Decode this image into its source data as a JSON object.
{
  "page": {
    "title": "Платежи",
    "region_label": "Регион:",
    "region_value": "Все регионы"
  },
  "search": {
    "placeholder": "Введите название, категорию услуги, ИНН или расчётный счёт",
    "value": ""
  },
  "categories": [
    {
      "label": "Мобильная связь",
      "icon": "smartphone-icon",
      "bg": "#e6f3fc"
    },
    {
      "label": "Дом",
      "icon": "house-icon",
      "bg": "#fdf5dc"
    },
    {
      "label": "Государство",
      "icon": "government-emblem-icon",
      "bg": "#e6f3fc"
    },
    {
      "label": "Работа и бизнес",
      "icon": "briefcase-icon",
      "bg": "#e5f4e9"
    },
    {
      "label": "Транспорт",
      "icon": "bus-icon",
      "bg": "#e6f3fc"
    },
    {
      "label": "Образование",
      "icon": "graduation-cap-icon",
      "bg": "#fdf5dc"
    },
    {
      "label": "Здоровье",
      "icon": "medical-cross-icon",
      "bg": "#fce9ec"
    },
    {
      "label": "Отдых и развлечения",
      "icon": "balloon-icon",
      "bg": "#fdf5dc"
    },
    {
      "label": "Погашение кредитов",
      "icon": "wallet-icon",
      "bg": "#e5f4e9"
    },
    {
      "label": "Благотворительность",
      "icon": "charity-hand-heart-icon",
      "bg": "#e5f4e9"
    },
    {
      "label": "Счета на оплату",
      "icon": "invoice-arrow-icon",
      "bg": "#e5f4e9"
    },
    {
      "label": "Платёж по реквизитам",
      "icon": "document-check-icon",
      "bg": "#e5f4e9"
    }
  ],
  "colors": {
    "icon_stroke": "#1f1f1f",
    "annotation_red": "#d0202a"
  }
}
◆ ◆ ◆ ◆ ◆ ◆ ◆
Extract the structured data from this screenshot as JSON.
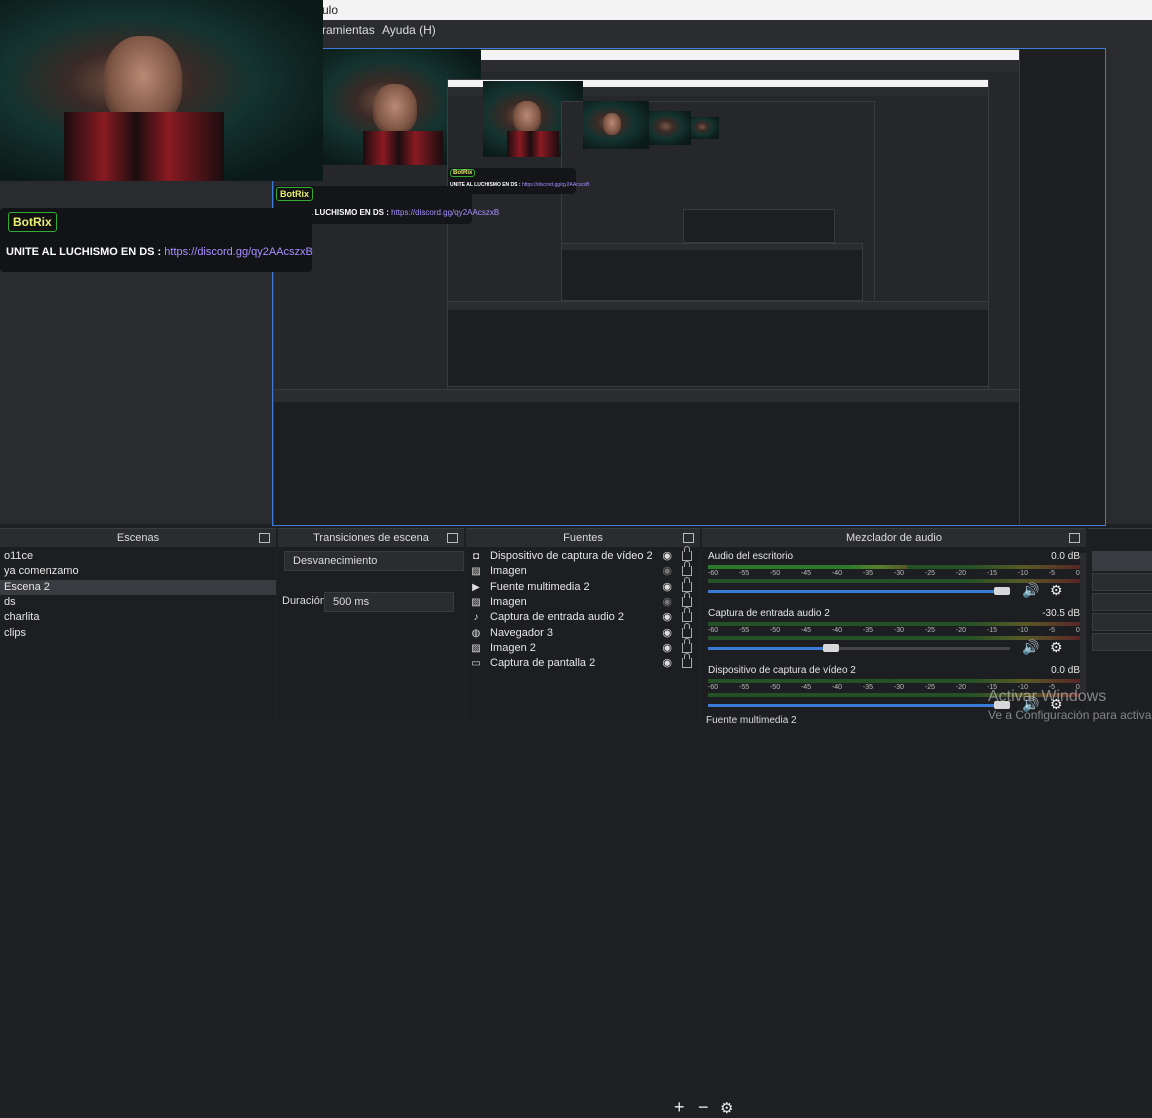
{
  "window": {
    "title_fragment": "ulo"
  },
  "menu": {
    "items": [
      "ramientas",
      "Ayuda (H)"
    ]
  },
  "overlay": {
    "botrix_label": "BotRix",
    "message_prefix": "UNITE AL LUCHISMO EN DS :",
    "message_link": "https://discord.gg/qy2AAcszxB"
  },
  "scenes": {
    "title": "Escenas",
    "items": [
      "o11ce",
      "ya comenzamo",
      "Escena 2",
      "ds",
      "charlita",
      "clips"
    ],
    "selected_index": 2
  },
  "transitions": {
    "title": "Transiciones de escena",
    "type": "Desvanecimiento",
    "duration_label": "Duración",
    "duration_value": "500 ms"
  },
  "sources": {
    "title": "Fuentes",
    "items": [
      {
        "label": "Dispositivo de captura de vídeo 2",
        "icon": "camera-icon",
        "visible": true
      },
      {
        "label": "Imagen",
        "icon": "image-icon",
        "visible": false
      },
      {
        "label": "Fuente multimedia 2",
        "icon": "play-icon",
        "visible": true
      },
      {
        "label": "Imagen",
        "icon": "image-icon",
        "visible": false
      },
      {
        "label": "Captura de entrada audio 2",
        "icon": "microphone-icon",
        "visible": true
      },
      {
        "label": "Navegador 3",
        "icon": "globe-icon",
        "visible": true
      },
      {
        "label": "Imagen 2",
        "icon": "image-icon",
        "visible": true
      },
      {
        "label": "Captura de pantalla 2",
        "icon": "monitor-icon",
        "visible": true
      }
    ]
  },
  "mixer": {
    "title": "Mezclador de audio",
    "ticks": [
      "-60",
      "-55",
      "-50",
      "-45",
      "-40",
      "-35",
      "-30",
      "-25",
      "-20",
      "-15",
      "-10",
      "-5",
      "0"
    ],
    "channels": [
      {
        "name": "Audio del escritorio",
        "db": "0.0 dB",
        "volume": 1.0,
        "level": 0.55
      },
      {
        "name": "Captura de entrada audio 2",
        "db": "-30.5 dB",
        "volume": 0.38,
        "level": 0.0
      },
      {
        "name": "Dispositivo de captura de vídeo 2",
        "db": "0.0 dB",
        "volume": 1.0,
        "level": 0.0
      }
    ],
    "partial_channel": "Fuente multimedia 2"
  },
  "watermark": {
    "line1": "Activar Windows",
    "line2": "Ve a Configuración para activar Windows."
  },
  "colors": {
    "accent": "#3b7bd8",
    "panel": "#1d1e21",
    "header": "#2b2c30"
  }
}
◆ ◆ ◆ ◆ ◆ ◆ ◆
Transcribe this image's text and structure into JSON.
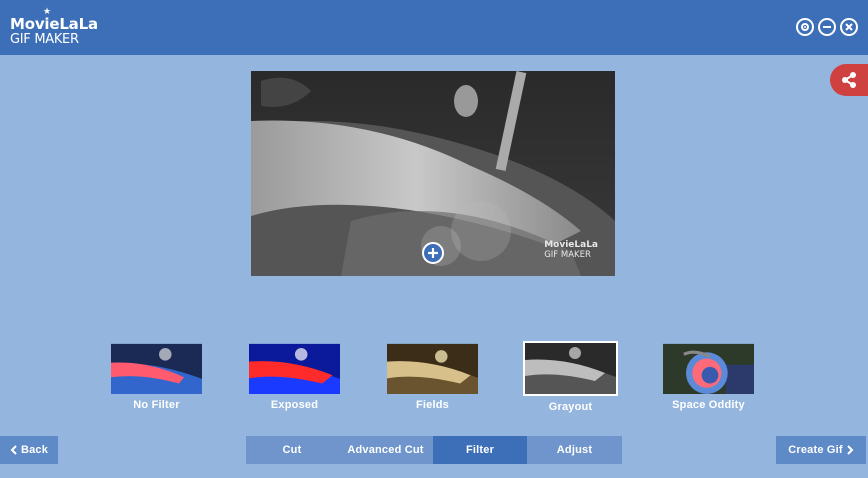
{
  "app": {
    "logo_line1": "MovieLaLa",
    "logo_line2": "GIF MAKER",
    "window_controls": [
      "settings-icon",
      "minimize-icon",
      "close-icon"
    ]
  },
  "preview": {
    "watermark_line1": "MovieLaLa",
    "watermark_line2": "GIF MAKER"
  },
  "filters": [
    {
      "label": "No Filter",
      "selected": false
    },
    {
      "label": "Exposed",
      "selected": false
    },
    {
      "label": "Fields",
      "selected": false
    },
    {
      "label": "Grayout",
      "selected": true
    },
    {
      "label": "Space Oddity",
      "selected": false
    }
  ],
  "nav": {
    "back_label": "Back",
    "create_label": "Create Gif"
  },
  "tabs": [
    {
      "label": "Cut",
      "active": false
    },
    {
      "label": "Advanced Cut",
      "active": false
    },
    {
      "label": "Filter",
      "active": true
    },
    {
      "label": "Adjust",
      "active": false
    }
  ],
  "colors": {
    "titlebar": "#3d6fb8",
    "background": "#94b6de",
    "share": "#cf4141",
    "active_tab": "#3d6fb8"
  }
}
◆ ◆ ◆ ◆ ◆ ◆ ◆
Task description:
Extract, from the material above, each line holding the word "vídeo".

Task output:
        "label": "Dispositivo de captura de vídeo 2",
        "name": "Dispositivo de captura de vídeo 2",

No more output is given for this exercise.